» PROBLEM
In the gallery listing for the Guillaumin pastel, which museum alone holds several dozen of his works?

» DOCUMENT PASSAGE
::::::::::

Offered by Galerie Delvaille
French furniture of the 18th century & French figurative paintings
Armand Guillaumin (1841-1927)
"La Sédelle at Crozant in the summer, around 1905."
Pastel on loose paper, signed lower right
Dimensions: H. 46 x W. 61 cm With frame: H. 69 x W. 84 cm
This work will be included in the 2nd volume of the catalogue raisonné on Armand Guillaumin in preparation. Certificate of the Guillaumin committee, D. Fabiani and Ph. Cazeau, dated March 6, 1998.
Armand Guillaumin is a self-taught artist. An early impressionist, he leaves a considerable body of work, including hundreds of paintings and pastels preserved in all the major museums throughout the world. The Musée d'Orsay alone holds several dozen works by this artist.
Born in Paris in 1841, he grew up in the Creuse region, which will remain his favourite subject for the artist. From his teenage years, he developed a passion for drawing, which he practised unceasingly. At the age of sixteen, he is sent to Paris to learn the trade of merchant, but he is already devoured by his passion. He visits museums, watches artists painting in Montmartre, walks in the gardens and makes sketches.
From 1861 onwards, Guillaumin attended classes at the Swiss Academy, which was opposed to official painting. He befriends Cézanne and Pissarro, then Manet, Degas, Bazille, Renoir and Sisley. Guillaumin exhibits at the Salon des Refusés in 1863 with Manet, Cézanne, Boudin, Monet, Whistler and Pissarro. By participating in six of the eight exhibitions from 1874 to 1886, he was part of the Impressionist adventure: the Impressionists tried to translate the ephemeral by focusing on the search for sensation; the literary aspect of the subject took a back seat. In the lineage of the Barbizon painters, they paint in the open air, directly on the motif, i.e. without any preliminary sketches. Their favourite themes are waterside activities, urban life and leisure. The pictorial treatment is done in small, quick and light touches.

::::::::::

» LISTED RECORDS
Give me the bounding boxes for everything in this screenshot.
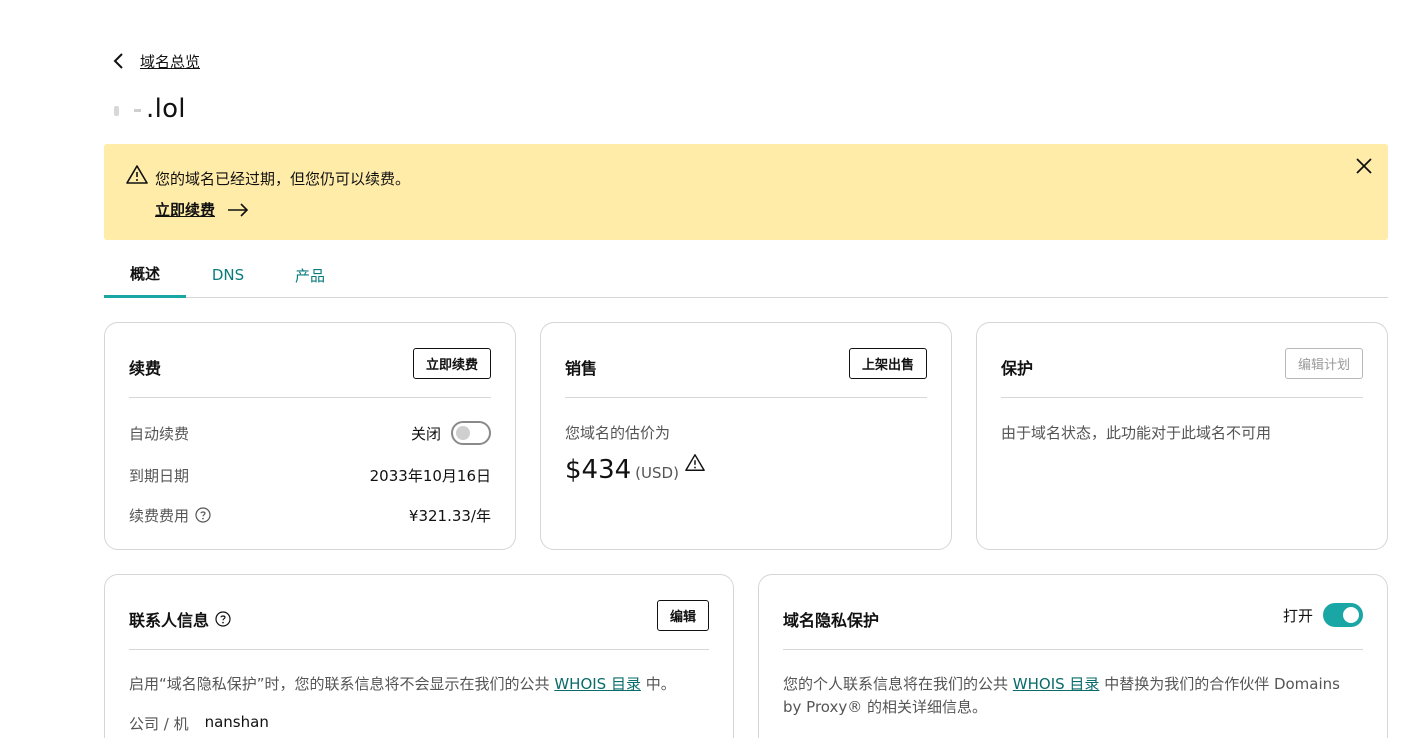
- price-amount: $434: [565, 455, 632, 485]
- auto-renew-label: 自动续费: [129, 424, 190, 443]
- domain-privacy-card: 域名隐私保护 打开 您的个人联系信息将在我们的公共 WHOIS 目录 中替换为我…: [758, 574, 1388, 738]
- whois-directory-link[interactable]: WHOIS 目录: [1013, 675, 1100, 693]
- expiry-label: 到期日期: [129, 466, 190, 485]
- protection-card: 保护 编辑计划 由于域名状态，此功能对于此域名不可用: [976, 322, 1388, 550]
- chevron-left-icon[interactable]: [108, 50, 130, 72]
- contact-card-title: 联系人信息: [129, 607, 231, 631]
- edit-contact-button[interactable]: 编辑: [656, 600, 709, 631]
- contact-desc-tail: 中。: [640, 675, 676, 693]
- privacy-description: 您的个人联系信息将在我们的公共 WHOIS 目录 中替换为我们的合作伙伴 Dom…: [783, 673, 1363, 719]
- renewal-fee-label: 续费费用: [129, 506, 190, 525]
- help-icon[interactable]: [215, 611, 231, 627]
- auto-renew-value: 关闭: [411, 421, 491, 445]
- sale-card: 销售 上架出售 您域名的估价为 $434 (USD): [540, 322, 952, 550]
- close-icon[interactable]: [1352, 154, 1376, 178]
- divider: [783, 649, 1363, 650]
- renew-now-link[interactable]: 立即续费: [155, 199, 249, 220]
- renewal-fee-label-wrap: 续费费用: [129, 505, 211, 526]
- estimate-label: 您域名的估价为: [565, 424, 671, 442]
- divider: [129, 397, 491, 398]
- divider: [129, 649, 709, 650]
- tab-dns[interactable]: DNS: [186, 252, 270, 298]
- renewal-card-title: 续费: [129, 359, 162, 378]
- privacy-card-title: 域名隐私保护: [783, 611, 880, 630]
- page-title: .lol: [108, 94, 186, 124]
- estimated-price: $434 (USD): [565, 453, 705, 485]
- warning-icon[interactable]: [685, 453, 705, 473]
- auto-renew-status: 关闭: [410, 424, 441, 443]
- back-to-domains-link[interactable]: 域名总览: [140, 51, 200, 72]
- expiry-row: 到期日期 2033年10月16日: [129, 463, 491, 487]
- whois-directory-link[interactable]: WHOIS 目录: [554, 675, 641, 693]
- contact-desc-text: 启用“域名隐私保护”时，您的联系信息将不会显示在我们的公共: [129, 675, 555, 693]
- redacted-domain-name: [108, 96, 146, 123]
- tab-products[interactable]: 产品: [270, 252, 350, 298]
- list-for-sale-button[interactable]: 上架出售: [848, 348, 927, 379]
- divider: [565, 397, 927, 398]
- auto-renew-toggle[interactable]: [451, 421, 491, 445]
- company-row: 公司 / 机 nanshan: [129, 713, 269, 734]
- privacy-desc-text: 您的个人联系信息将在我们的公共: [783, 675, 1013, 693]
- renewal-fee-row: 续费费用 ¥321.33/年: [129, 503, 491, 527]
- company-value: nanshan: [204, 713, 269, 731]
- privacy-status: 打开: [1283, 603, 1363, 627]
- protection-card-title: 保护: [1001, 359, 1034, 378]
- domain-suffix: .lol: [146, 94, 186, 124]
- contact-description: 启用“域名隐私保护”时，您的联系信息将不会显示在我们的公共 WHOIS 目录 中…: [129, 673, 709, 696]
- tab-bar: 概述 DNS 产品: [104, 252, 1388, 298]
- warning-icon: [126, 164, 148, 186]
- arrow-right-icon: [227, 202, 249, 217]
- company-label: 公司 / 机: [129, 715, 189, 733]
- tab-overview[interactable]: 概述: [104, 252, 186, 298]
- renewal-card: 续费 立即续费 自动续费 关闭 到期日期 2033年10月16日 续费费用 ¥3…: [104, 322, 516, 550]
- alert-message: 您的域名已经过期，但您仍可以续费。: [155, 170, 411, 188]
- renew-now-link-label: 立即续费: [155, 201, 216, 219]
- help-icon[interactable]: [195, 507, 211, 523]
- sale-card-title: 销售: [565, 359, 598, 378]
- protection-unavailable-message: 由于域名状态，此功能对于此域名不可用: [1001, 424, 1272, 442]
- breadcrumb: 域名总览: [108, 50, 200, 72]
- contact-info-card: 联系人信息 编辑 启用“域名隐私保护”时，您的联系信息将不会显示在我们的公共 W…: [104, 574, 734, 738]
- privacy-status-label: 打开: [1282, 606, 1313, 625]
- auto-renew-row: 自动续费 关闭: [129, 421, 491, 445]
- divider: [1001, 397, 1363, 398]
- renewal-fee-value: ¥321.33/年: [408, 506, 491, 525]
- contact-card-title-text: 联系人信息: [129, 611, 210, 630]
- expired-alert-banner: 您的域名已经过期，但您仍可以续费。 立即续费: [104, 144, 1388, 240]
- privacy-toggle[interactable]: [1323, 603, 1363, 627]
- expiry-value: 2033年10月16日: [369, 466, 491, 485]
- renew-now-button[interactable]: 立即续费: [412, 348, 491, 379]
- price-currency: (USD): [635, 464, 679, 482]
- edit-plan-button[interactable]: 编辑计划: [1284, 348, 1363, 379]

::::::::::

» THE RESPONSE
The Musée d'Orsay.